**Text excerpt:**
-*-

# Help me pick a name for my new bunny!



## TaylerHill (Sep 3, 2011)

Yesterday my husband bought me a rabbit! My last rabbit that I had for about 8 years died this spring. This new one is a white lionhead with black ears, black eyeliner, and a couple of black spots on his back. The petstore guy said he thinks this is a boy, but I'm going to double check when I get home tonight because they aren't always correct. So in that case I'm looking for boy and girl names just in case. The name I'm thinking of is Einstien because of his crazy white hair, but I'm not sure if I want to keep that name or not. Any ideas would be awesome! Thanks


----------



## Littlefin (Oct 18, 2014)

Einstein is pretty cute, but maybe you could name him Oreo lol


----------



## thekinetic (May 22, 2012)

-*-

**Things to do:**
(1) Decide whether each statement agrees with the bunny-name thread, answering yes or no and quoting the deciding words: (a) The poster had the previous rabbit for about 8 years. (b) The new rabbit was bought by the poster's sister. (c) Littlefin suggests the name Oreo.
(2) Please carry on the bunny-name thread from its last line.
The data that follows is separate material from the bunny-name thread.

**Recorded data:**
-*-

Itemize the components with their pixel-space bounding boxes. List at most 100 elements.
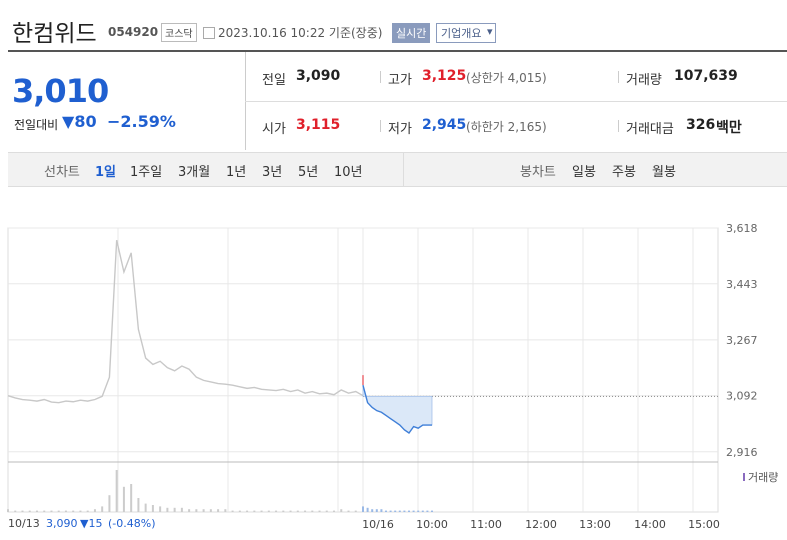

-*-

**Results in order:**
(1)
(a) Yes: "My last rabbit that I had for about 8 years died this spring."
(b) No: "Yesterday my husband bought me a rabbit!"
(c) Yes: "maybe you could name him Oreo lol"

(2)
Well there are lots of names but you could try to observe him awhile and maybe his actions or habits would cause his name to become apparent.


----------



## Thothgirl (Jul 12, 2013)

I would go for something form KISS with those markings. but that is my sense of humor.


----------



## starlight910 (Jul 25, 2014)

I like the name Einstein!:-D


----------



## sweetbettafish (Sep 7, 2014)

Oreo, Hoppy, Sweet Pea, Fluffy, Samantha, Maggie.


----------



## clopez1 (May 23, 2012)

Attila the Bun (boy) Babs (girl)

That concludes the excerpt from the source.